* **The exercise**: Can you transcribe the data exactly? Leave the pictures out.

* **Material for this exercise**:

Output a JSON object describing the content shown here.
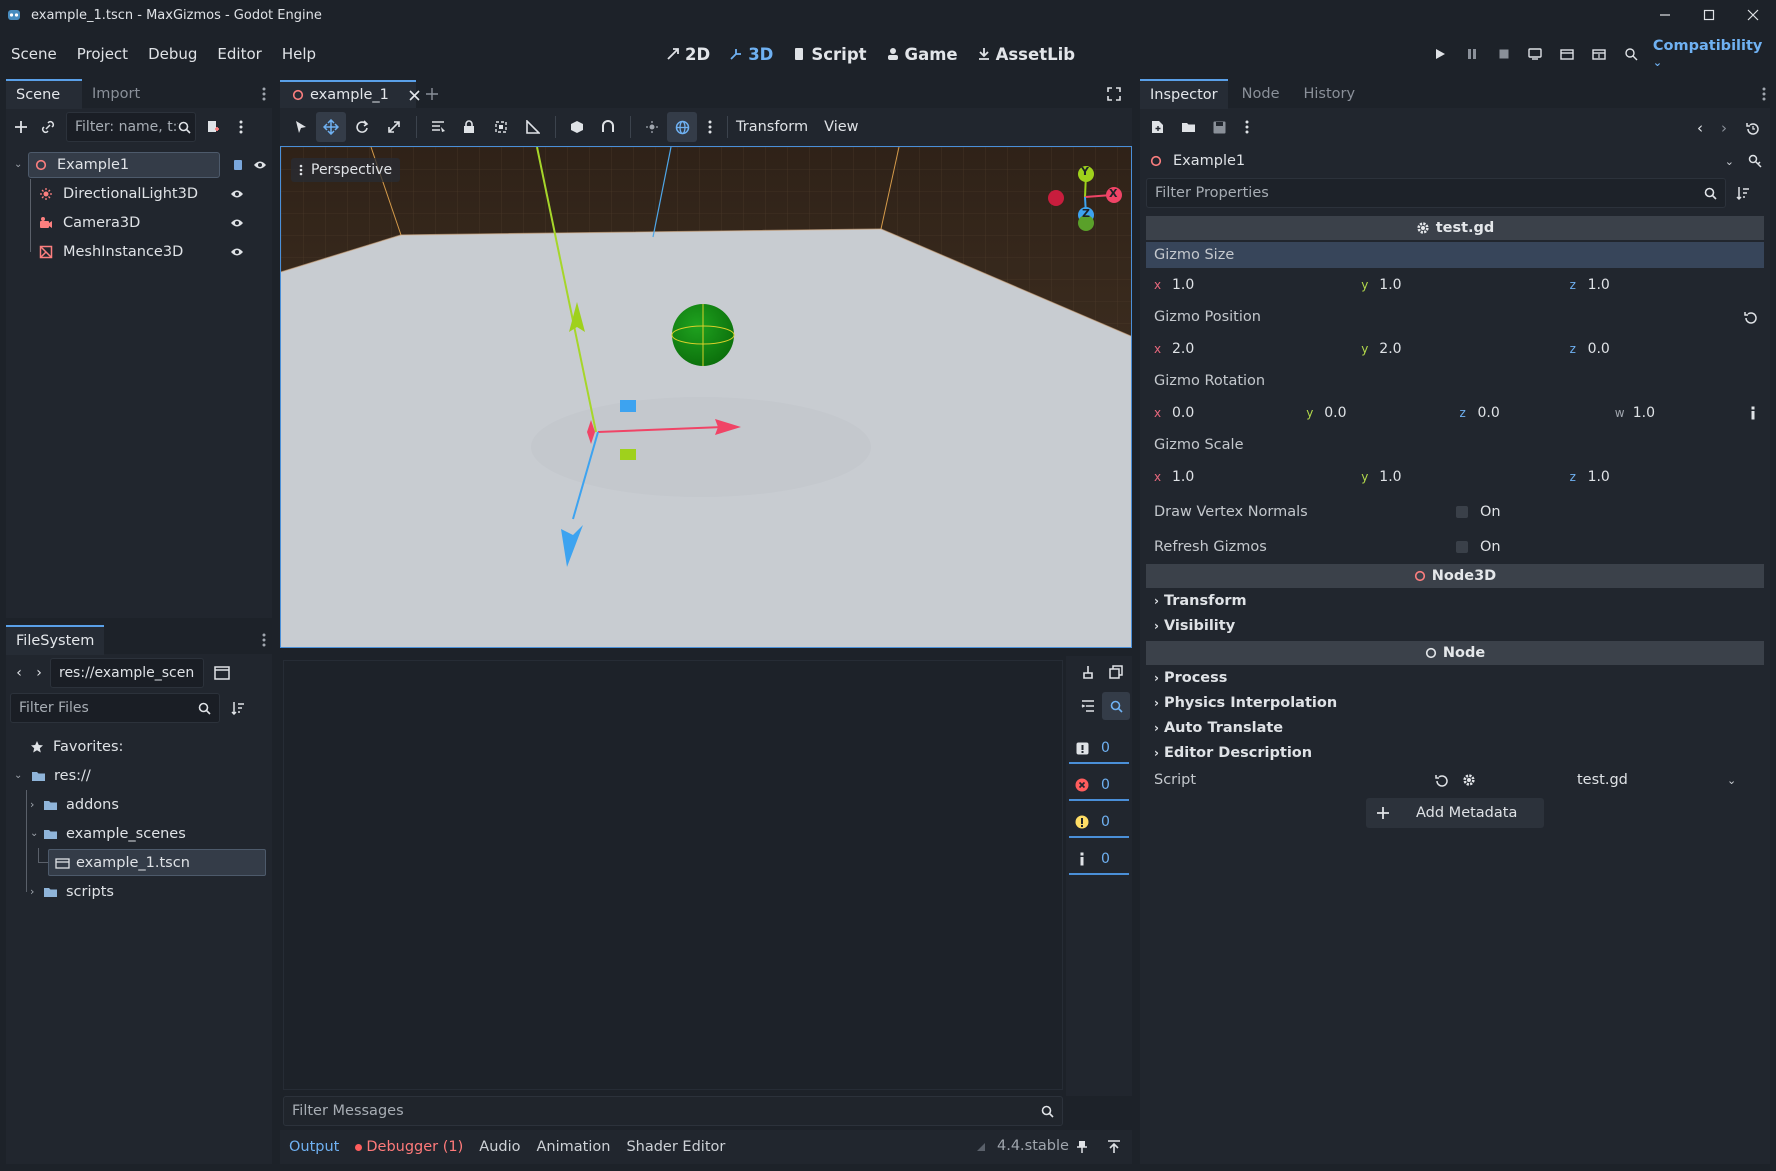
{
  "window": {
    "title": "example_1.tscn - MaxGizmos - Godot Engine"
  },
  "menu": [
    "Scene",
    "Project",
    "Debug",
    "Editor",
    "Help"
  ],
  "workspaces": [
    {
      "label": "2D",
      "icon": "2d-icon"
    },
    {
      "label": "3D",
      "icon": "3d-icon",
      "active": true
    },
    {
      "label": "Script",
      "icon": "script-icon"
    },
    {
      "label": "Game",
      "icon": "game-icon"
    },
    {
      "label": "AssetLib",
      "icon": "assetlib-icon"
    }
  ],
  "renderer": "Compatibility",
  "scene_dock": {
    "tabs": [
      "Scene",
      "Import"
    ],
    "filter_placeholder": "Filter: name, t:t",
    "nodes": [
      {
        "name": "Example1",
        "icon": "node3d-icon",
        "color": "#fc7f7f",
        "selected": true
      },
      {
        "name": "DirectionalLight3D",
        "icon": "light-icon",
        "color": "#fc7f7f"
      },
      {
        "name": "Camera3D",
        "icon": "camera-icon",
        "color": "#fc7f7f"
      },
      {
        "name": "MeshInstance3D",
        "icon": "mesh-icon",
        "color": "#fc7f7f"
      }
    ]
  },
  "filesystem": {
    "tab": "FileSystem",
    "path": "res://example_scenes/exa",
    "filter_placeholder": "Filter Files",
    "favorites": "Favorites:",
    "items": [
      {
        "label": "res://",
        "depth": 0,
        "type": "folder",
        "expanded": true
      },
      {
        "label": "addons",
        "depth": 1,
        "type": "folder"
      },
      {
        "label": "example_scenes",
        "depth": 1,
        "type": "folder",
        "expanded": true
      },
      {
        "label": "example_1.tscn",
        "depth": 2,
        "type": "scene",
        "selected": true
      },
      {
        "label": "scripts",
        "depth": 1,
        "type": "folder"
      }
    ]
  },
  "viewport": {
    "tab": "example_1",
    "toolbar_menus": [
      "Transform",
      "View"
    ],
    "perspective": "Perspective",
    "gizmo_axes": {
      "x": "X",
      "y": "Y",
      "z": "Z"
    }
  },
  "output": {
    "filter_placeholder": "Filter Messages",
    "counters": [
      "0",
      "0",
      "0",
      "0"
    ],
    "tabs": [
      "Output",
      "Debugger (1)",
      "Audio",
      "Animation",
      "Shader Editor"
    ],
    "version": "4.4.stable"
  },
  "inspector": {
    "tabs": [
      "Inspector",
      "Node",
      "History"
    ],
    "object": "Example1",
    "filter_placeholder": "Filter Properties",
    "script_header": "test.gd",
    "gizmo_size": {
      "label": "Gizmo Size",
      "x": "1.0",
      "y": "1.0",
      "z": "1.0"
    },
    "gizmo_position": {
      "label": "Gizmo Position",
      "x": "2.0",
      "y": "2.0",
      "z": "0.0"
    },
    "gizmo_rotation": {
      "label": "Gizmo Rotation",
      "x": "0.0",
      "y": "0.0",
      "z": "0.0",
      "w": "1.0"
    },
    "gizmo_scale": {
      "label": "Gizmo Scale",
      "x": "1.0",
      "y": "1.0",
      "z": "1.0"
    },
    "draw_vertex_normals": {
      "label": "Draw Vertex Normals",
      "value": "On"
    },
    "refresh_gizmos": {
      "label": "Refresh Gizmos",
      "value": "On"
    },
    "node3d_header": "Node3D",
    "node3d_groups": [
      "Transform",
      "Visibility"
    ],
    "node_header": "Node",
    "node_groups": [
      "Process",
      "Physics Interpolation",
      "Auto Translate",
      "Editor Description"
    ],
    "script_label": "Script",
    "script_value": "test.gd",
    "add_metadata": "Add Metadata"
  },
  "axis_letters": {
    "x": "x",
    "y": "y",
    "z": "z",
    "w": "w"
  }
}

* **Expected answer**:
Output a JSON object describing the content shown here.
{
  "window": {
    "title": "example_1.tscn - MaxGizmos - Godot Engine"
  },
  "menu": [
    "Scene",
    "Project",
    "Debug",
    "Editor",
    "Help"
  ],
  "workspaces": [
    {
      "label": "2D",
      "icon": "2d-icon"
    },
    {
      "label": "3D",
      "icon": "3d-icon",
      "active": true
    },
    {
      "label": "Script",
      "icon": "script-icon"
    },
    {
      "label": "Game",
      "icon": "game-icon"
    },
    {
      "label": "AssetLib",
      "icon": "assetlib-icon"
    }
  ],
  "renderer": "Compatibility",
  "scene_dock": {
    "tabs": [
      "Scene",
      "Import"
    ],
    "filter_placeholder": "Filter: name, t:t",
    "nodes": [
      {
        "name": "Example1",
        "icon": "node3d-icon",
        "color": "#fc7f7f",
        "selected": true
      },
      {
        "name": "DirectionalLight3D",
        "icon": "light-icon",
        "color": "#fc7f7f"
      },
      {
        "name": "Camera3D",
        "icon": "camera-icon",
        "color": "#fc7f7f"
      },
      {
        "name": "MeshInstance3D",
        "icon": "mesh-icon",
        "color": "#fc7f7f"
      }
    ]
  },
  "filesystem": {
    "tab": "FileSystem",
    "path": "res://example_scenes/exa",
    "filter_placeholder": "Filter Files",
    "favorites": "Favorites:",
    "items": [
      {
        "label": "res://",
        "depth": 0,
        "type": "folder",
        "expanded": true
      },
      {
        "label": "addons",
        "depth": 1,
        "type": "folder"
      },
      {
        "label": "example_scenes",
        "depth": 1,
        "type": "folder",
        "expanded": true
      },
      {
        "label": "example_1.tscn",
        "depth": 2,
        "type": "scene",
        "selected": true
      },
      {
        "label": "scripts",
        "depth": 1,
        "type": "folder"
      }
    ]
  },
  "viewport": {
    "tab": "example_1",
    "toolbar_menus": [
      "Transform",
      "View"
    ],
    "perspective": "Perspective",
    "gizmo_axes": {
      "x": "X",
      "y": "Y",
      "z": "Z"
    }
  },
  "output": {
    "filter_placeholder": "Filter Messages",
    "counters": [
      "0",
      "0",
      "0",
      "0"
    ],
    "tabs": [
      "Output",
      "Debugger (1)",
      "Audio",
      "Animation",
      "Shader Editor"
    ],
    "version": "4.4.stable"
  },
  "inspector": {
    "tabs": [
      "Inspector",
      "Node",
      "History"
    ],
    "object": "Example1",
    "filter_placeholder": "Filter Properties",
    "script_header": "test.gd",
    "gizmo_size": {
      "label": "Gizmo Size",
      "x": "1.0",
      "y": "1.0",
      "z": "1.0"
    },
    "gizmo_position": {
      "label": "Gizmo Position",
      "x": "2.0",
      "y": "2.0",
      "z": "0.0"
    },
    "gizmo_rotation": {
      "label": "Gizmo Rotation",
      "x": "0.0",
      "y": "0.0",
      "z": "0.0",
      "w": "1.0"
    },
    "gizmo_scale": {
      "label": "Gizmo Scale",
      "x": "1.0",
      "y": "1.0",
      "z": "1.0"
    },
    "draw_vertex_normals": {
      "label": "Draw Vertex Normals",
      "value": "On"
    },
    "refresh_gizmos": {
      "label": "Refresh Gizmos",
      "value": "On"
    },
    "node3d_header": "Node3D",
    "node3d_groups": [
      "Transform",
      "Visibility"
    ],
    "node_header": "Node",
    "node_groups": [
      "Process",
      "Physics Interpolation",
      "Auto Translate",
      "Editor Description"
    ],
    "script_label": "Script",
    "script_value": "test.gd",
    "add_metadata": "Add Metadata"
  },
  "axis_letters": {
    "x": "x",
    "y": "y",
    "z": "z",
    "w": "w"
  }
}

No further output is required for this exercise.